Z wielkim zainteresowaniem oczekiwano w Bostonie wystąpienia Teresy Heinz, małżonki Johna Kerry’ego i osoby, której przypisuje się decydujący wpływ na podjęcie przez niego walki o Biały Dom. Ta urodzona w Mozambiku, wywodząca się z arystokratycznych niemieckich i portugalskich rodów poliglotka, intelektualistka oraz spadkobierczyni fortuny „królów keczupu”, Heinzów, jest bez wątpienia postacią niebanalną. Wszyscy oczekiwali jej debiutu w roli potencjalnej First Lady.
Zaprezentowała się – ku pewnemu zaskoczeniu – jako przede wszystkim… cudzoziemka, dla której Ameryka otworzyła ramiona i drzwi. Ona zaś stara się odpłacać za ciepło uczuć, jak potrafi. Stara się być dobrą Amerykanką, matką i żoną. Mówiąc o tym, co ją zafascynowało w Johnie Kerrym – a przypomnijmy, że związali się, gdy ona była wdową po tragicznej śmierci męża, znanego polityka republikańskiego i nadziei tej partii w batalii prezydenckiej, a on miał za sobą lata separacji – powiedziała, że jest „człowiekiem z pierwszej linii ognia, który zasłużył na swoje medale w bardzo staroświecki sposób: walcząc oko w oko z wrogiem”. To zrobiło odpowiednie wrażenie. Dała też do zrozumienia, że będzie wiernie wspierać męża w jego prezydenturze i przywództwie. To przywództwo powinno polegać na demonstrowaniu światu przez Stany Zjednoczone nie swoich frustracji ani lęków, ale optymizmu i nadziei.

Rekordy ramek elementów
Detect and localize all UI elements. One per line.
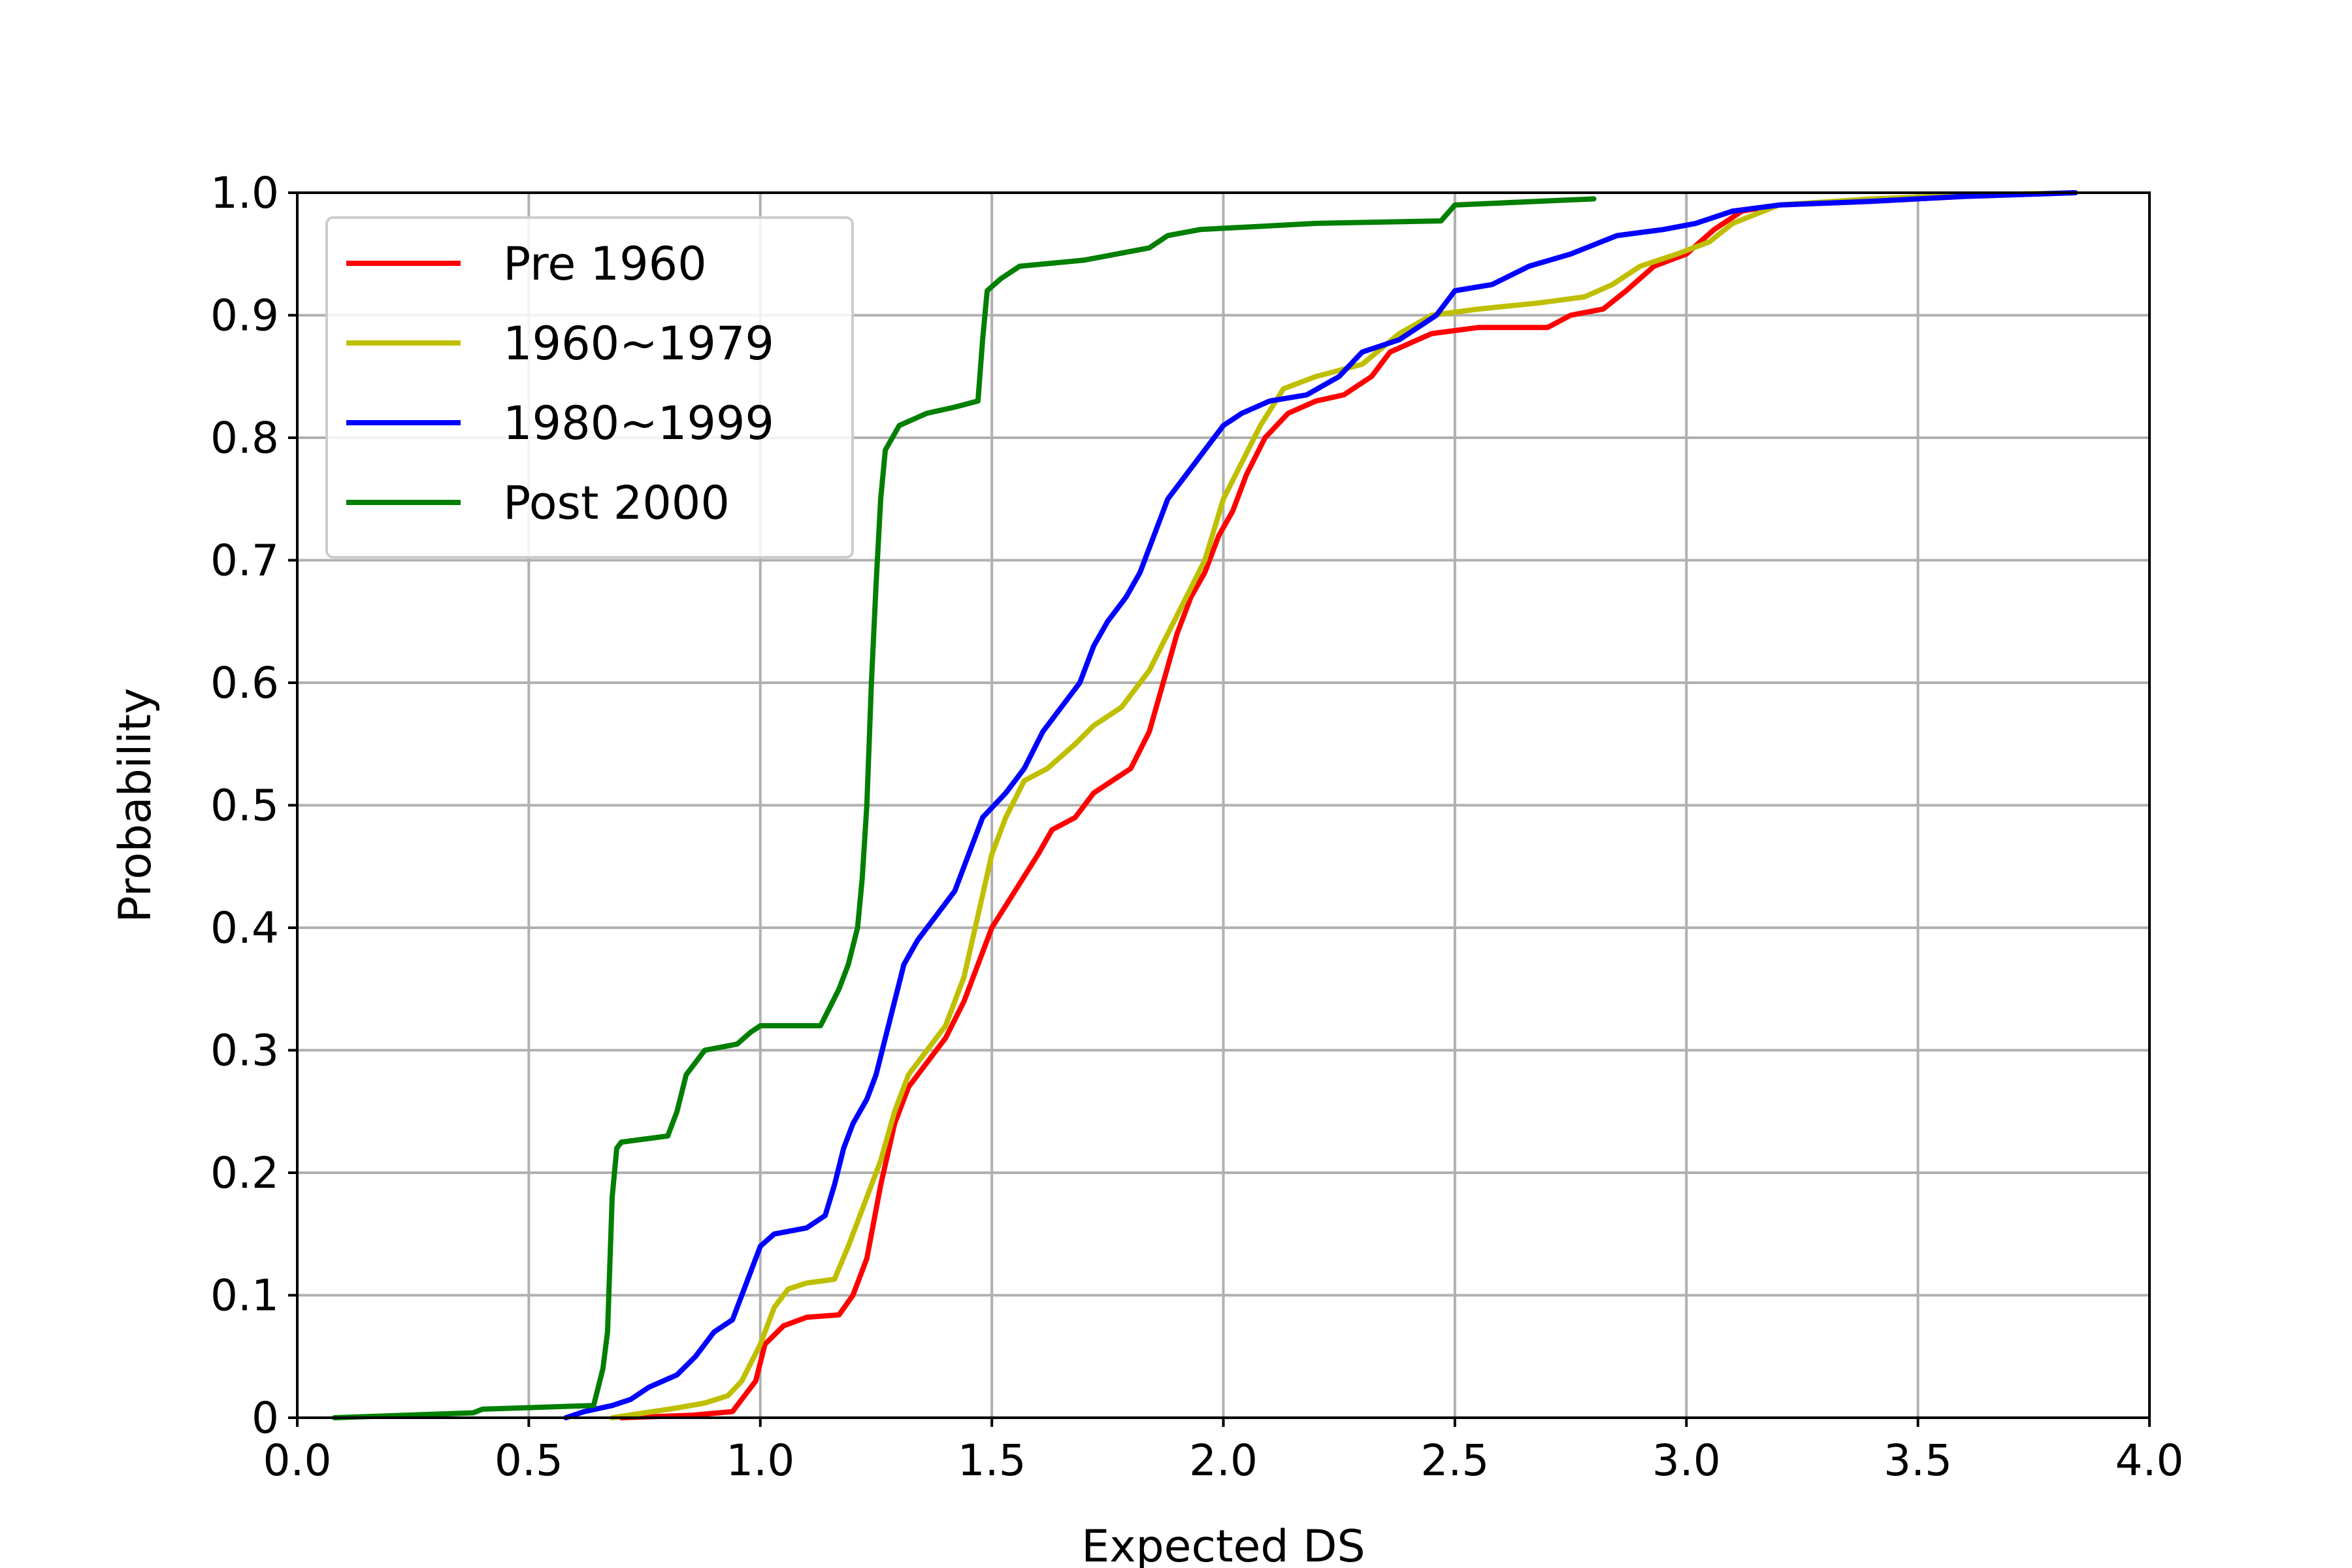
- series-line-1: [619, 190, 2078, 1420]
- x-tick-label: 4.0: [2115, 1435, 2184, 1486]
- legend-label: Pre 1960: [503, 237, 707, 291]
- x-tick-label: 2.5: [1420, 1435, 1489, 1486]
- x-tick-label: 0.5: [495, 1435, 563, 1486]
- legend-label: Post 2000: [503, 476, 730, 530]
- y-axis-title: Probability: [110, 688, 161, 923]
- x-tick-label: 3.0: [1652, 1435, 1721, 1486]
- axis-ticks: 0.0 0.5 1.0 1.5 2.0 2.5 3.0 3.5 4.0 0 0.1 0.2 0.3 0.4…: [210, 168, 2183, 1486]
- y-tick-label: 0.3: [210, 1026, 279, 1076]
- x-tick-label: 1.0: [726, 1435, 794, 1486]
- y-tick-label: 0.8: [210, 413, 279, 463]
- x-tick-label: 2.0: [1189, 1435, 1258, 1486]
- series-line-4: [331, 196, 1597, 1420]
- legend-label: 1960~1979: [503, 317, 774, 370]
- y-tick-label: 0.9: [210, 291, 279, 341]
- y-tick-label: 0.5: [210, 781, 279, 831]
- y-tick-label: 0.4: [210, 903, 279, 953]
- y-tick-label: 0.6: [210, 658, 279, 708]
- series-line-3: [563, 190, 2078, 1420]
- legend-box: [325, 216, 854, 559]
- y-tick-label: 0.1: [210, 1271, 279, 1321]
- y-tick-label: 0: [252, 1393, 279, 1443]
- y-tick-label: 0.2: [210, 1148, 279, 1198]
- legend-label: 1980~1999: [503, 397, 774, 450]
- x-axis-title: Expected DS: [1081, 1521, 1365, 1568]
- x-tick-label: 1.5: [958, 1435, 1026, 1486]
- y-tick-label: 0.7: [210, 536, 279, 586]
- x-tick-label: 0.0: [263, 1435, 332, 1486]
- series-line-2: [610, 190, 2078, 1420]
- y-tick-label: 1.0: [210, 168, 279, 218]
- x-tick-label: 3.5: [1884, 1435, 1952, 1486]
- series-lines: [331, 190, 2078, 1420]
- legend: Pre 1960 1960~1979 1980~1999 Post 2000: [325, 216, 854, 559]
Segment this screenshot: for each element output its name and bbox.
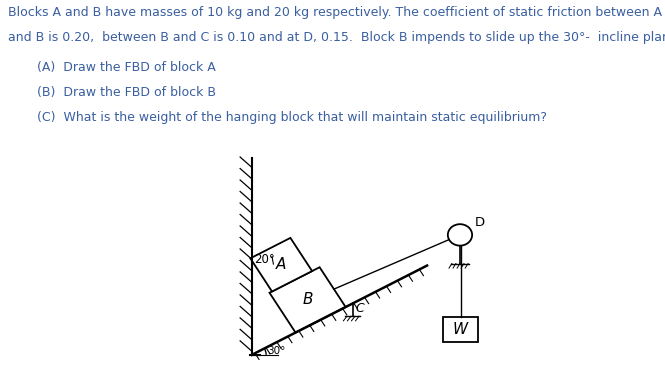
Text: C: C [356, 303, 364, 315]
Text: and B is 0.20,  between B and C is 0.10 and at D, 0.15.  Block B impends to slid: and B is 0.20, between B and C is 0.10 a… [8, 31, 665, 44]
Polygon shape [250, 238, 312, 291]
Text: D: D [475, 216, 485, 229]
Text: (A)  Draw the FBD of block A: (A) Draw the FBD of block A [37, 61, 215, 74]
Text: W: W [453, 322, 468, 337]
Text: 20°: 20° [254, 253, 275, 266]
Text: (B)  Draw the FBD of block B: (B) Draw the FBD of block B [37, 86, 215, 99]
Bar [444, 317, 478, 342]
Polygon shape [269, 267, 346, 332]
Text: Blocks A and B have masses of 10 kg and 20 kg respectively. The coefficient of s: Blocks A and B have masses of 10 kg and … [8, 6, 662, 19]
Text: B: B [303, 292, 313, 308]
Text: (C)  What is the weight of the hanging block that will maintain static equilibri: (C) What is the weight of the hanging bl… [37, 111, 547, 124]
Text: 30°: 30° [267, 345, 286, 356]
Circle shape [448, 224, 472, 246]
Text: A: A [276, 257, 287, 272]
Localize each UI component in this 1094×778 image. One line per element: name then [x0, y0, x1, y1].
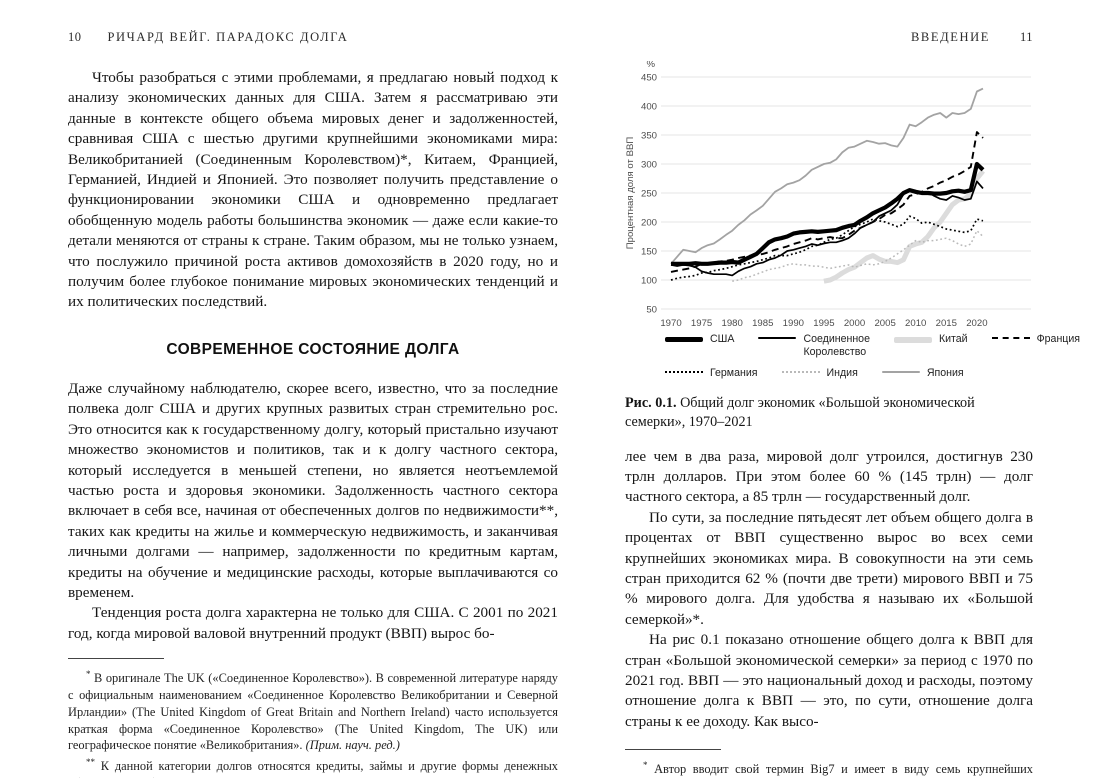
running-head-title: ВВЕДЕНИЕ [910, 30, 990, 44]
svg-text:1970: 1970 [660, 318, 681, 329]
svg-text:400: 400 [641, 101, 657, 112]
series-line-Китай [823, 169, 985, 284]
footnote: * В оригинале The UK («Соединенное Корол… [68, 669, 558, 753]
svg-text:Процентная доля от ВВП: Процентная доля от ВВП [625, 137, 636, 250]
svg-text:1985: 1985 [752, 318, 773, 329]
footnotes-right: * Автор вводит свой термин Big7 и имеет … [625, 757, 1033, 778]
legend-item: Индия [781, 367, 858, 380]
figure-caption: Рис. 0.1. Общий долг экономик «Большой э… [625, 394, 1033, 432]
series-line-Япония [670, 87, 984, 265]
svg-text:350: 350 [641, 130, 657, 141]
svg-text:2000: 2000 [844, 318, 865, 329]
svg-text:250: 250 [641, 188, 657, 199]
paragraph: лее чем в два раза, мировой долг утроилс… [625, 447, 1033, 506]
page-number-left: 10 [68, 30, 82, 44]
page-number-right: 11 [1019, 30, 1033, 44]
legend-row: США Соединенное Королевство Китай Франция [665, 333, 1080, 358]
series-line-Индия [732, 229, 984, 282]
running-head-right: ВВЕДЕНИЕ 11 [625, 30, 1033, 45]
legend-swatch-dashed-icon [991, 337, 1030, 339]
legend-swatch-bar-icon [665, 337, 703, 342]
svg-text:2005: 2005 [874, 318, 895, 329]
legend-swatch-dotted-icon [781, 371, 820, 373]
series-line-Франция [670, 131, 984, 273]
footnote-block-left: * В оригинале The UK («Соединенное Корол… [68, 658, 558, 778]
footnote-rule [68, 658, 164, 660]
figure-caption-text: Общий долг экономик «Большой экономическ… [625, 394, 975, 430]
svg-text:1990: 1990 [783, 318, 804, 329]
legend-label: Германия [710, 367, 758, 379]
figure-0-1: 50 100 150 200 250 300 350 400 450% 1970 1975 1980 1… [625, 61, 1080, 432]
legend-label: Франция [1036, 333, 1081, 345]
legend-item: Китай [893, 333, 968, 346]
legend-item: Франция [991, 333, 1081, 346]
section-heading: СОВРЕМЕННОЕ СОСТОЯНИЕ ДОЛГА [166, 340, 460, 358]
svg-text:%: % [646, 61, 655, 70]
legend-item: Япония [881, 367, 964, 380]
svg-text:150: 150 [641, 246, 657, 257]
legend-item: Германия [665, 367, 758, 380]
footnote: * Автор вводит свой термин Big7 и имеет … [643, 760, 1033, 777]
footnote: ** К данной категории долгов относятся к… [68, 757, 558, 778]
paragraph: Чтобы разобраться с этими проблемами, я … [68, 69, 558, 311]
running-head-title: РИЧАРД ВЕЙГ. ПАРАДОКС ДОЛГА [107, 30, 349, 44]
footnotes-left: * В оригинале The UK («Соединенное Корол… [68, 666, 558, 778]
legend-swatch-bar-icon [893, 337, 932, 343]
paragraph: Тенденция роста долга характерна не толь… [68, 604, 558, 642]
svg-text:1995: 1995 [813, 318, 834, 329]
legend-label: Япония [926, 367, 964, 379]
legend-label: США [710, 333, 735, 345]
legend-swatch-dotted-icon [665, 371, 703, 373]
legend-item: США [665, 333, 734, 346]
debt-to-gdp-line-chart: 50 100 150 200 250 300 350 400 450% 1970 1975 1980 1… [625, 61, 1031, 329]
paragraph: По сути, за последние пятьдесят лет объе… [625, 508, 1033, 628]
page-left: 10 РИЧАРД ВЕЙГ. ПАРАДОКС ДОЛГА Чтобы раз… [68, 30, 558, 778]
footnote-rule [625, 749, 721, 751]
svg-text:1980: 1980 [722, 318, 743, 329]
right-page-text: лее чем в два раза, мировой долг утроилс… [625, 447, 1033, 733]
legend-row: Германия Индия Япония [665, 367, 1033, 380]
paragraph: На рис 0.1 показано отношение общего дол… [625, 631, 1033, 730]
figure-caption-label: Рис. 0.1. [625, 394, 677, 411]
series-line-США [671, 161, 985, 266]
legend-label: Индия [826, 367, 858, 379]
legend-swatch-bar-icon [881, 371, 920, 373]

▶ Problem: Przepisz dosłownie z tekstu o Teresie Heinz urywek od słów „Z wielkim zainteresowaniem oczekiwano” aż po słowa „potencjalnej First Lady.”.

▶ Wynik zadania:
Z wielkim zainteresowaniem oczekiwano w Bostonie wystąpienia Teresy Heinz, małżonki Johna Kerry’ego i osoby, której przypisuje się decydujący wpływ na podjęcie przez niego walki o Biały Dom. Ta urodzona w Mozambiku, wywodząca się z arystokratycznych niemieckich i portugalskich rodów poliglotka, intelektualistka oraz spadkobierczyni fortuny „królów keczupu”, Heinzów, jest bez wątpienia postacią niebanalną. Wszyscy oczekiwali jej debiutu w roli potencjalnej First Lady.